Required task: Print all of the lines exactly. Any picture among them stays out.

Available data:
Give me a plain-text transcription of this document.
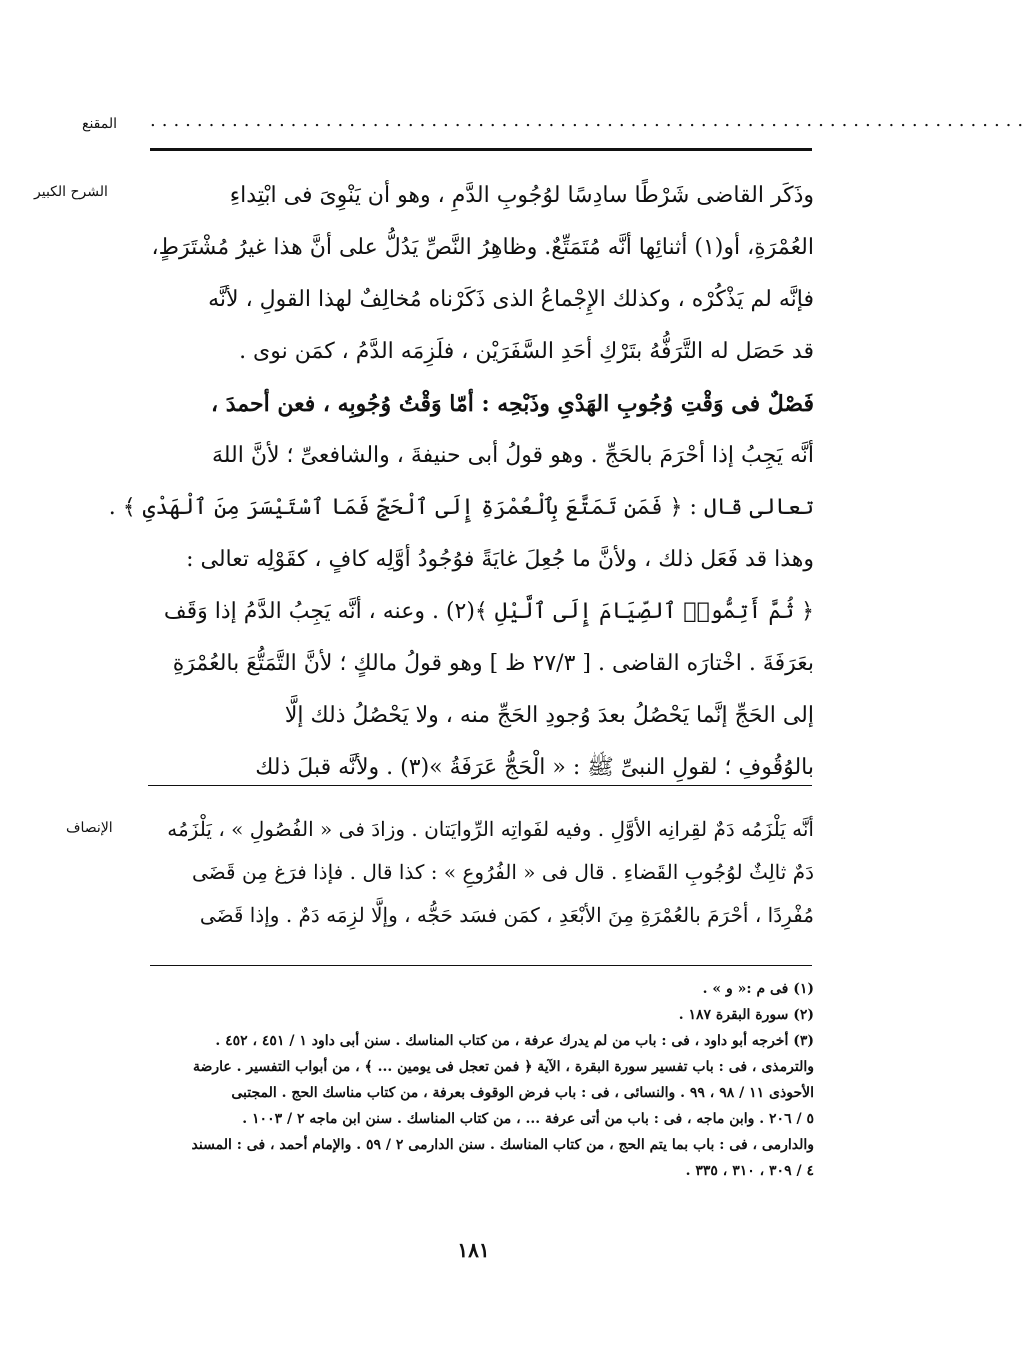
المقنع ...........................................................................
الشرح الكبير
الإنصاف
وذَكَر القاضى شَرْطًا سادِسًا لوُجُوبِ الدَّمِ ، وهو أن يَنْوِىَ فى ابْتِداءِ
العُمْرَةِ، أو(١) أثنائِها أنَّه مُتَمَتِّعٌ. وظاهِرُ النَّصِّ يَدُلُّ على أنَّ هذا غيرُ مُشْتَرَطٍ،
فإنَّه لم يَذْكُرْه ، وكذلك الإِجْماعُ الذى ذَكَرْناه مُخالِفٌ لهذا القولِ ، لأنَّه
قد حَصَل له التَّرَفُّهُ بتَرْكِ أحَدِ السَّفَرَيْن ، فلَزِمَه الدَّمُ ، كمَن نوى .
فَصْلٌ فى وَقْتِ وُجُوبِ الهَدْىِ وذَبْحِه : أمّا وَقْتُ وُجُوبِه ، فعن أحمدَ ،
أنَّه يَجِبُ إذا أحْرَمَ بالحَجِّ . وهو قولُ أبى حنيفةَ ، والشافعىِّ ؛ لأنَّ اللهَ
تعالى قال : ﴿ فَمَن تَمَتَّعَ بِٱلْعُمْرَةِ إِلَى ٱلْحَجِّ فَمَا ٱسْتَيْسَرَ مِنَ ٱلْهَدْىِ ﴾ .
وهذا قد فَعَل ذلك ، ولأنَّ ما جُعِلَ غايَةً فوُجُودُ أوَّلِه كافٍ ، كقَوْلِه تعالى :
﴿ ثُمَّ أَتِمُّوا۟ ٱلصِّيَامَ إِلَى ٱلَّيْلِ ﴾(٢) . وعنه ، أنَّه يَجِبُ الدَّمُ إذا وَقَف
بعَرَفَةَ . اخْتارَه القاضى . [ ٢٧/٣ ظ ] وهو قولُ مالكٍ ؛ لأنَّ التَّمَتُّعَ بالعُمْرَةِ
إلى الحَجِّ إنَّما يَحْصُلُ بعدَ وُجودِ الحَجِّ منه ، ولا يَحْصُلُ ذلك إلَّا
بالوُقُوفِ ؛ لقولِ النبىِّ ﷺ : « الْحَجُّ عَرَفَةُ »(٣) . ولأنَّه قبلَ ذلك
أنَّه يَلْزَمُه دَمٌ لقِرانِه الأوَّلِ . وفيه لفَواتِه الرِّوايَتان . وزادَ فى « الفُصُولِ » ، يَلْزَمُه
دَمٌ ثالِثٌ لوُجُوبِ القَضاءِ . قال فى « الفُرُوعِ » : كذا قال . فإذا فرَغ مِن قَضَى
مُفْرِدًا ، أحْرَمَ بالعُمْرَةِ مِنَ الأبْعَدِ ، كمَن فسَد حَجُّه ، وإلَّا لزِمَه دَمٌ . وإذا قَضَى
(١) فى م :« و » .
(٢) سورة البقرة ١٨٧ .
(٣) أخرجه أبو داود ، فى : باب من لم يدرك عرفة ، من كتاب المناسك . سنن أبى داود ١ / ٤٥١ ، ٤٥٢ .
والترمذى ، فى : باب تفسير سورة البقرة ، الآية ﴿ فمن تعجل فى يومين ... ﴾ ، من أبواب التفسير . عارضة
الأحوذى ١١ / ٩٨ ، ٩٩ . والنسائى ، فى : باب فرض الوقوف بعرفة ، من كتاب مناسك الحج . المجتبى
٥ / ٢٠٦ . وابن ماجه ، فى : باب من أتى عرفة ... ، من كتاب المناسك . سنن ابن ماجه ٢ / ١٠٠٣ .
والدارمى ، فى : باب بما يتم الحج ، من كتاب المناسك . سنن الدارمى ٢ / ٥٩ . والإمام أحمد ، فى : المسند
٤ / ٣٠٩ ، ٣١٠ ، ٣٣٥ .
١٨١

Response to the exercise:
Give me a plain-text transcription of this document.
المقنع ...........................................................................
الشرح الكبير
الإنصاف
وذَكَر القاضى شَرْطًا سادِسًا لوُجُوبِ الدَّمِ ، وهو أن يَنْوِىَ فى ابْتِداءِ
العُمْرَةِ، أو(١) أثنائِها أنَّه مُتَمَتِّعٌ. وظاهِرُ النَّصِّ يَدُلُّ على أنَّ هذا غيرُ مُشْتَرَطٍ،
فإنَّه لم يَذْكُرْه ، وكذلك الإِجْماعُ الذى ذَكَرْناه مُخالِفٌ لهذا القولِ ، لأنَّه
قد حَصَل له التَّرَفُّهُ بتَرْكِ أحَدِ السَّفَرَيْن ، فلَزِمَه الدَّمُ ، كمَن نوى .
فَصْلٌ فى وَقْتِ وُجُوبِ الهَدْىِ وذَبْحِه : أمّا وَقْتُ وُجُوبِه ، فعن أحمدَ ،
أنَّه يَجِبُ إذا أحْرَمَ بالحَجِّ . وهو قولُ أبى حنيفةَ ، والشافعىِّ ؛ لأنَّ اللهَ
تعالى قال : ﴿ فَمَن تَمَتَّعَ بِٱلْعُمْرَةِ إِلَى ٱلْحَجِّ فَمَا ٱسْتَيْسَرَ مِنَ ٱلْهَدْىِ ﴾ .
وهذا قد فَعَل ذلك ، ولأنَّ ما جُعِلَ غايَةً فوُجُودُ أوَّلِه كافٍ ، كقَوْلِه تعالى :
﴿ ثُمَّ أَتِمُّوا۟ ٱلصِّيَامَ إِلَى ٱلَّيْلِ ﴾(٢) . وعنه ، أنَّه يَجِبُ الدَّمُ إذا وَقَف
بعَرَفَةَ . اخْتارَه القاضى . [ ٢٧/٣ ظ ] وهو قولُ مالكٍ ؛ لأنَّ التَّمَتُّعَ بالعُمْرَةِ
إلى الحَجِّ إنَّما يَحْصُلُ بعدَ وُجودِ الحَجِّ منه ، ولا يَحْصُلُ ذلك إلَّا
بالوُقُوفِ ؛ لقولِ النبىِّ ﷺ : « الْحَجُّ عَرَفَةُ »(٣) . ولأنَّه قبلَ ذلك
أنَّه يَلْزَمُه دَمٌ لقِرانِه الأوَّلِ . وفيه لفَواتِه الرِّوايَتان . وزادَ فى « الفُصُولِ » ، يَلْزَمُه
دَمٌ ثالِثٌ لوُجُوبِ القَضاءِ . قال فى « الفُرُوعِ » : كذا قال . فإذا فرَغ مِن قَضَى
مُفْرِدًا ، أحْرَمَ بالعُمْرَةِ مِنَ الأبْعَدِ ، كمَن فسَد حَجُّه ، وإلَّا لزِمَه دَمٌ . وإذا قَضَى
(١) فى م :« و » .
(٢) سورة البقرة ١٨٧ .
(٣) أخرجه أبو داود ، فى : باب من لم يدرك عرفة ، من كتاب المناسك . سنن أبى داود ١ / ٤٥١ ، ٤٥٢ .
والترمذى ، فى : باب تفسير سورة البقرة ، الآية ﴿ فمن تعجل فى يومين ... ﴾ ، من أبواب التفسير . عارضة
الأحوذى ١١ / ٩٨ ، ٩٩ . والنسائى ، فى : باب فرض الوقوف بعرفة ، من كتاب مناسك الحج . المجتبى
٥ / ٢٠٦ . وابن ماجه ، فى : باب من أتى عرفة ... ، من كتاب المناسك . سنن ابن ماجه ٢ / ١٠٠٣ .
والدارمى ، فى : باب بما يتم الحج ، من كتاب المناسك . سنن الدارمى ٢ / ٥٩ . والإمام أحمد ، فى : المسند
٤ / ٣٠٩ ، ٣١٠ ، ٣٣٥ .
١٨١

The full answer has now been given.